EXERCISE DIRECTIONS:
Make an exact copy of the entries below.

STORED ROWS:
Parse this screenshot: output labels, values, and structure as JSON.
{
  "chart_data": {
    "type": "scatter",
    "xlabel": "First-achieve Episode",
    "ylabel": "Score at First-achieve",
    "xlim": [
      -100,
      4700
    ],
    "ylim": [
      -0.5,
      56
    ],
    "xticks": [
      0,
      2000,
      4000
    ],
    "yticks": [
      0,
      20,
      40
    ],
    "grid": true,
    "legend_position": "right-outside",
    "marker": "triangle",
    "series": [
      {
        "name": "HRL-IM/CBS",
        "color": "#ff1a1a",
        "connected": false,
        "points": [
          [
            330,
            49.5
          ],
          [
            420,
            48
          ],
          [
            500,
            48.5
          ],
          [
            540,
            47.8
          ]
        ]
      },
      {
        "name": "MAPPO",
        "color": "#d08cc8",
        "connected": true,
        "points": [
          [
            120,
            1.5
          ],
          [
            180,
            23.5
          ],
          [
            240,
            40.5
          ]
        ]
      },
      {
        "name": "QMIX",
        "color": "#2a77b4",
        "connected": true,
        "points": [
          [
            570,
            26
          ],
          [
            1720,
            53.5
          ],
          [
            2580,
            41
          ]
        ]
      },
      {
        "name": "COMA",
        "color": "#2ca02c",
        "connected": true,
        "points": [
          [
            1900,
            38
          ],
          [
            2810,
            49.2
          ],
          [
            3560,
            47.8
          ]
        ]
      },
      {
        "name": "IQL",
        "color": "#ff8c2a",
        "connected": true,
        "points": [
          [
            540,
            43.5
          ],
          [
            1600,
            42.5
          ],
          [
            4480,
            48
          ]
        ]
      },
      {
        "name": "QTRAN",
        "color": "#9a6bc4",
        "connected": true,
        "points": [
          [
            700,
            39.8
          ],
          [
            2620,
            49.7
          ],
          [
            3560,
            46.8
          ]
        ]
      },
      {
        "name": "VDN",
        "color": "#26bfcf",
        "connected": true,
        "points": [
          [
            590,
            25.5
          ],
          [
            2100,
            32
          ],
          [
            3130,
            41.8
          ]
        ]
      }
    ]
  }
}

TASK ANSWER:
Parse this screenshot: output labels, values, and structure as JSON.
{
  "chart_data": {
    "type": "scatter",
    "xlabel": "First-achieve Episode",
    "ylabel": "Score at First-achieve",
    "xlim": [
      -100,
      4700
    ],
    "ylim": [
      -0.5,
      56
    ],
    "xticks": [
      0,
      2000,
      4000
    ],
    "yticks": [
      0,
      20,
      40
    ],
    "grid": true,
    "legend_position": "right-outside",
    "marker": "triangle",
    "series": [
      {
        "name": "HRL-IM/CBS",
        "color": "#ff1a1a",
        "connected": false,
        "points": [
          [
            330,
            49.5
          ],
          [
            420,
            48
          ],
          [
            500,
            48.5
          ],
          [
            540,
            47.8
          ]
        ]
      },
      {
        "name": "MAPPO",
        "color": "#d08cc8",
        "connected": true,
        "points": [
          [
            120,
            1.5
          ],
          [
            180,
            23.5
          ],
          [
            240,
            40.5
          ]
        ]
      },
      {
        "name": "QMIX",
        "color": "#2a77b4",
        "connected": true,
        "points": [
          [
            570,
            26
          ],
          [
            1720,
            53.5
          ],
          [
            2580,
            41
          ]
        ]
      },
      {
        "name": "COMA",
        "color": "#2ca02c",
        "connected": true,
        "points": [
          [
            1900,
            38
          ],
          [
            2810,
            49.2
          ],
          [
            3560,
            47.8
          ]
        ]
      },
      {
        "name": "IQL",
        "color": "#ff8c2a",
        "connected": true,
        "points": [
          [
            540,
            43.5
          ],
          [
            1600,
            42.5
          ],
          [
            4480,
            48
          ]
        ]
      },
      {
        "name": "QTRAN",
        "color": "#9a6bc4",
        "connected": true,
        "points": [
          [
            700,
            39.8
          ],
          [
            2620,
            49.7
          ],
          [
            3560,
            46.8
          ]
        ]
      },
      {
        "name": "VDN",
        "color": "#26bfcf",
        "connected": true,
        "points": [
          [
            590,
            25.5
          ],
          [
            2100,
            32
          ],
          [
            3130,
            41.8
          ]
        ]
      }
    ]
  }
}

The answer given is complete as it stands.